### Directive
Beneath this sentence is a set of records; write each of them out exactly.
+++ Excerpted data +++
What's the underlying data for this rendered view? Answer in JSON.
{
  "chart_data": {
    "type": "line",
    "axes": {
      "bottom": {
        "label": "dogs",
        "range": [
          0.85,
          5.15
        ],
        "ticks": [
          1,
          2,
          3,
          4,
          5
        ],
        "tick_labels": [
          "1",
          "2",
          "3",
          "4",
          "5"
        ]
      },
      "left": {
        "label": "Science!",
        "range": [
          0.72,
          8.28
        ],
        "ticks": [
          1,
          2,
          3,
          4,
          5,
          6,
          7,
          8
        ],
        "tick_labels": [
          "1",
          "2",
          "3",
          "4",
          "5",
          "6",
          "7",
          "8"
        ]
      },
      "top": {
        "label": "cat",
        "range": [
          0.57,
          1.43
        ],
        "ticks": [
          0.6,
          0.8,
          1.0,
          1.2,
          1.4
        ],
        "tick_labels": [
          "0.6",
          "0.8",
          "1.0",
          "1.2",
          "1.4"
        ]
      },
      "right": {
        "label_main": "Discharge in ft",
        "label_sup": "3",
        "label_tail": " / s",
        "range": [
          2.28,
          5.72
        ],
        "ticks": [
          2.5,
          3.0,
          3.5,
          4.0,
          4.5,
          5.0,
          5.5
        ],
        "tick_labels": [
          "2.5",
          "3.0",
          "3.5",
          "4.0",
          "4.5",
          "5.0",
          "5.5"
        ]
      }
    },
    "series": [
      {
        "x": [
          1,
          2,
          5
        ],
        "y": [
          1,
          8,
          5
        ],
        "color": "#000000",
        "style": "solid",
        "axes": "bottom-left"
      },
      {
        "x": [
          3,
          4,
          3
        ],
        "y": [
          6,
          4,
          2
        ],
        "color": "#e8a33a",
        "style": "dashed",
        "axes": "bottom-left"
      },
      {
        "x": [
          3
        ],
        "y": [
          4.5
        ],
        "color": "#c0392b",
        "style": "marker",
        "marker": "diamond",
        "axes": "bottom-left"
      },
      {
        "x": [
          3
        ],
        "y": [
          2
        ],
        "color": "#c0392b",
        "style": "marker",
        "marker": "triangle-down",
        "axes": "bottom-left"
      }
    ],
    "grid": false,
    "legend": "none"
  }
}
+++
### Output for this exercise
What's the underlying data for this rendered view? Answer in JSON.
{
  "chart_data": {
    "type": "line",
    "axes": {
      "bottom": {
        "label": "dogs",
        "range": [
          0.85,
          5.15
        ],
        "ticks": [
          1,
          2,
          3,
          4,
          5
        ],
        "tick_labels": [
          "1",
          "2",
          "3",
          "4",
          "5"
        ]
      },
      "left": {
        "label": "Science!",
        "range": [
          0.72,
          8.28
        ],
        "ticks": [
          1,
          2,
          3,
          4,
          5,
          6,
          7,
          8
        ],
        "tick_labels": [
          "1",
          "2",
          "3",
          "4",
          "5",
          "6",
          "7",
          "8"
        ]
      },
      "top": {
        "label": "cat",
        "range": [
          0.57,
          1.43
        ],
        "ticks": [
          0.6,
          0.8,
          1.0,
          1.2,
          1.4
        ],
        "tick_labels": [
          "0.6",
          "0.8",
          "1.0",
          "1.2",
          "1.4"
        ]
      },
      "right": {
        "label_main": "Discharge in ft",
        "label_sup": "3",
        "label_tail": " / s",
        "range": [
          2.28,
          5.72
        ],
        "ticks": [
          2.5,
          3.0,
          3.5,
          4.0,
          4.5,
          5.0,
          5.5
        ],
        "tick_labels": [
          "2.5",
          "3.0",
          "3.5",
          "4.0",
          "4.5",
          "5.0",
          "5.5"
        ]
      }
    },
    "series": [
      {
        "x": [
          1,
          2,
          5
        ],
        "y": [
          1,
          8,
          5
        ],
        "color": "#000000",
        "style": "solid",
        "axes": "bottom-left"
      },
      {
        "x": [
          3,
          4,
          3
        ],
        "y": [
          6,
          4,
          2
        ],
        "color": "#e8a33a",
        "style": "dashed",
        "axes": "bottom-left"
      },
      {
        "x": [
          3
        ],
        "y": [
          4.5
        ],
        "color": "#c0392b",
        "style": "marker",
        "marker": "diamond",
        "axes": "bottom-left"
      },
      {
        "x": [
          3
        ],
        "y": [
          2
        ],
        "color": "#c0392b",
        "style": "marker",
        "marker": "triangle-down",
        "axes": "bottom-left"
      }
    ],
    "grid": false,
    "legend": "none"
  }
}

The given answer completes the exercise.